Exercise requirements | No images are to be carried over; print all other material exactly as it stands.
>> BEGIN Material for the task
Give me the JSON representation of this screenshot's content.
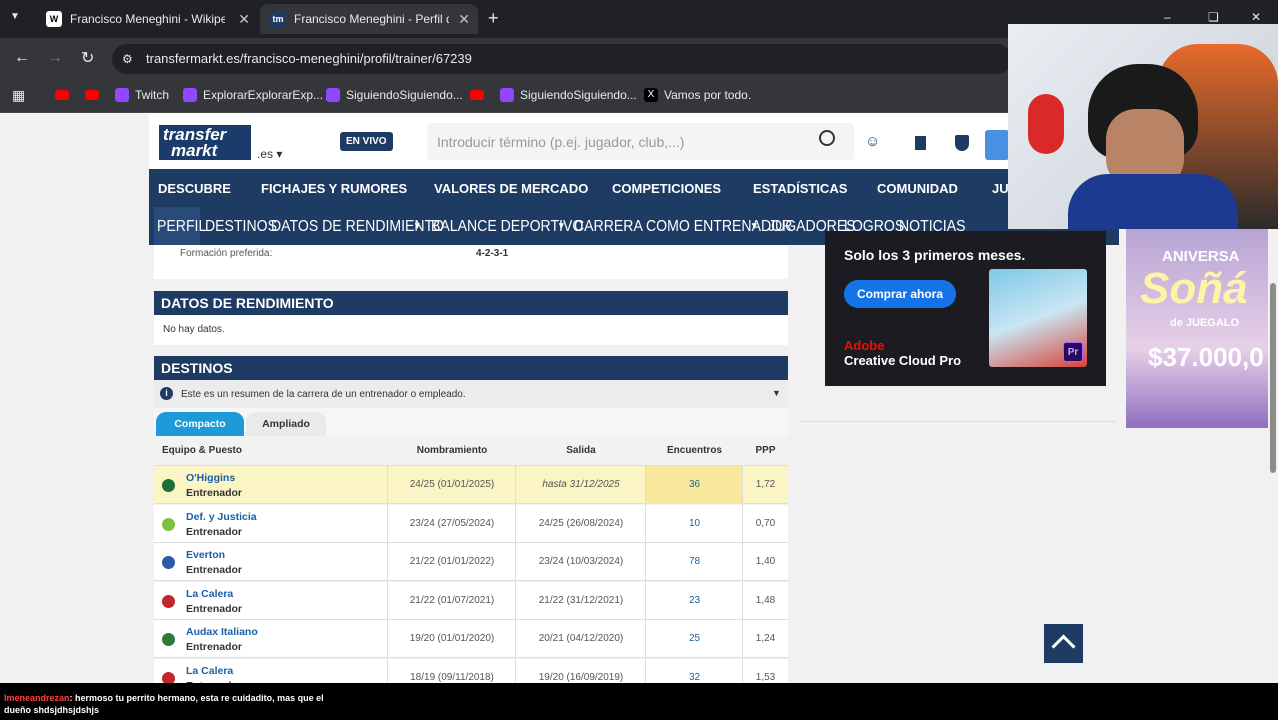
{
  "browser": {
    "tabs": [
      {
        "title": "Francisco Meneghini - Wikipedia",
        "icon": "W"
      },
      {
        "title": "Francisco Meneghini - Perfil de",
        "icon": "tm"
      }
    ],
    "new_tab": "+",
    "url": "transfermarkt.es/francisco-meneghini/profil/trainer/67239",
    "bookmarks": [
      "Twitch",
      "ExplorarExplorarExp...",
      "SiguiendoSiguiendo...",
      "SiguiendoSiguiendo...",
      "Vamos por todo."
    ]
  },
  "header": {
    "logo_line1": "transfer",
    "logo_line2": "markt",
    "domain": ".es",
    "live_badge": "EN VIVO",
    "search_placeholder": "Introducir término (p.ej. jugador, club,...)"
  },
  "nav_main": [
    "DESCUBRE",
    "FICHAJES Y RUMORES",
    "VALORES DE MERCADO",
    "COMPETICIONES",
    "ESTADÍSTICAS",
    "COMUNIDAD",
    "JU"
  ],
  "nav_sub": [
    "PERFIL",
    "DESTINOS",
    "DATOS DE RENDIMIENTO",
    "BALANCE DEPORTIVO",
    "CARRERA COMO ENTRENADOR",
    "JUGADORES",
    "LOGROS",
    "NOTICIAS"
  ],
  "formation": {
    "label": "Formación preferida:",
    "value": "4-2-3-1"
  },
  "performance": {
    "title": "DATOS DE RENDIMIENTO",
    "empty": "No hay datos."
  },
  "destinations": {
    "title": "DESTINOS",
    "info": "Este es un resumen de la carrera de un entrenador o empleado.",
    "tab_compact": "Compacto",
    "tab_extended": "Ampliado",
    "columns": [
      "Equipo & Puesto",
      "Nombramiento",
      "Salida",
      "Encuentros",
      "PPP"
    ],
    "rows": [
      {
        "club": "O'Higgins",
        "role": "Entrenador",
        "start": "24/25 (01/01/2025)",
        "end": "hasta 31/12/2025",
        "games": "36",
        "ppp": "1,72",
        "crest": "#1f6e3a"
      },
      {
        "club": "Def. y Justicia",
        "role": "Entrenador",
        "start": "23/24 (27/05/2024)",
        "end": "24/25 (26/08/2024)",
        "games": "10",
        "ppp": "0,70",
        "crest": "#7cc242"
      },
      {
        "club": "Everton",
        "role": "Entrenador",
        "start": "21/22 (01/01/2022)",
        "end": "23/24 (10/03/2024)",
        "games": "78",
        "ppp": "1,40",
        "crest": "#2a5aa8"
      },
      {
        "club": "La Calera",
        "role": "Entrenador",
        "start": "21/22 (01/07/2021)",
        "end": "21/22 (31/12/2021)",
        "games": "23",
        "ppp": "1,48",
        "crest": "#c0282d"
      },
      {
        "club": "Audax Italiano",
        "role": "Entrenador",
        "start": "19/20 (01/01/2020)",
        "end": "20/21 (04/12/2020)",
        "games": "25",
        "ppp": "1,24",
        "crest": "#2d7a3a"
      },
      {
        "club": "La Calera",
        "role": "Entrenador",
        "start": "18/19 (09/11/2018)",
        "end": "19/20 (16/09/2019)",
        "games": "32",
        "ppp": "1,53",
        "crest": "#c0282d"
      }
    ]
  },
  "ad": {
    "line1": "Solo los 3 primeros meses.",
    "button": "Comprar ahora",
    "brand": "Adobe",
    "product": "Creative Cloud Pro",
    "badge": "Pr"
  },
  "ad2": {
    "line1": "ANIVERSA",
    "line2": "Soñá",
    "line3": "de JUEGALO",
    "price": "$37.000,0"
  },
  "chat": {
    "user": "lmeneandrezan",
    "message": ": hermoso tu perrito hermano, esta re cuidadito, mas que el",
    "message2": "dueño shdsjdhsjdshjs"
  }
}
>> END Material for the task
Written solution |
Give me the JSON representation of this screenshot's content.
{
  "browser": {
    "tabs": [
      {
        "title": "Francisco Meneghini - Wikipedia",
        "icon": "W"
      },
      {
        "title": "Francisco Meneghini - Perfil de",
        "icon": "tm"
      }
    ],
    "new_tab": "+",
    "url": "transfermarkt.es/francisco-meneghini/profil/trainer/67239",
    "bookmarks": [
      "Twitch",
      "ExplorarExplorarExp...",
      "SiguiendoSiguiendo...",
      "SiguiendoSiguiendo...",
      "Vamos por todo."
    ]
  },
  "header": {
    "logo_line1": "transfer",
    "logo_line2": "markt",
    "domain": ".es",
    "live_badge": "EN VIVO",
    "search_placeholder": "Introducir término (p.ej. jugador, club,...)"
  },
  "nav_main": [
    "DESCUBRE",
    "FICHAJES Y RUMORES",
    "VALORES DE MERCADO",
    "COMPETICIONES",
    "ESTADÍSTICAS",
    "COMUNIDAD",
    "JU"
  ],
  "nav_sub": [
    "PERFIL",
    "DESTINOS",
    "DATOS DE RENDIMIENTO",
    "BALANCE DEPORTIVO",
    "CARRERA COMO ENTRENADOR",
    "JUGADORES",
    "LOGROS",
    "NOTICIAS"
  ],
  "formation": {
    "label": "Formación preferida:",
    "value": "4-2-3-1"
  },
  "performance": {
    "title": "DATOS DE RENDIMIENTO",
    "empty": "No hay datos."
  },
  "destinations": {
    "title": "DESTINOS",
    "info": "Este es un resumen de la carrera de un entrenador o empleado.",
    "tab_compact": "Compacto",
    "tab_extended": "Ampliado",
    "columns": [
      "Equipo & Puesto",
      "Nombramiento",
      "Salida",
      "Encuentros",
      "PPP"
    ],
    "rows": [
      {
        "club": "O'Higgins",
        "role": "Entrenador",
        "start": "24/25 (01/01/2025)",
        "end": "hasta 31/12/2025",
        "games": "36",
        "ppp": "1,72",
        "crest": "#1f6e3a"
      },
      {
        "club": "Def. y Justicia",
        "role": "Entrenador",
        "start": "23/24 (27/05/2024)",
        "end": "24/25 (26/08/2024)",
        "games": "10",
        "ppp": "0,70",
        "crest": "#7cc242"
      },
      {
        "club": "Everton",
        "role": "Entrenador",
        "start": "21/22 (01/01/2022)",
        "end": "23/24 (10/03/2024)",
        "games": "78",
        "ppp": "1,40",
        "crest": "#2a5aa8"
      },
      {
        "club": "La Calera",
        "role": "Entrenador",
        "start": "21/22 (01/07/2021)",
        "end": "21/22 (31/12/2021)",
        "games": "23",
        "ppp": "1,48",
        "crest": "#c0282d"
      },
      {
        "club": "Audax Italiano",
        "role": "Entrenador",
        "start": "19/20 (01/01/2020)",
        "end": "20/21 (04/12/2020)",
        "games": "25",
        "ppp": "1,24",
        "crest": "#2d7a3a"
      },
      {
        "club": "La Calera",
        "role": "Entrenador",
        "start": "18/19 (09/11/2018)",
        "end": "19/20 (16/09/2019)",
        "games": "32",
        "ppp": "1,53",
        "crest": "#c0282d"
      }
    ]
  },
  "ad": {
    "line1": "Solo los 3 primeros meses.",
    "button": "Comprar ahora",
    "brand": "Adobe",
    "product": "Creative Cloud Pro",
    "badge": "Pr"
  },
  "ad2": {
    "line1": "ANIVERSA",
    "line2": "Soñá",
    "line3": "de JUEGALO",
    "price": "$37.000,0"
  },
  "chat": {
    "user": "lmeneandrezan",
    "message": ": hermoso tu perrito hermano, esta re cuidadito, mas que el",
    "message2": "dueño shdsjdhsjdshjs"
  }
}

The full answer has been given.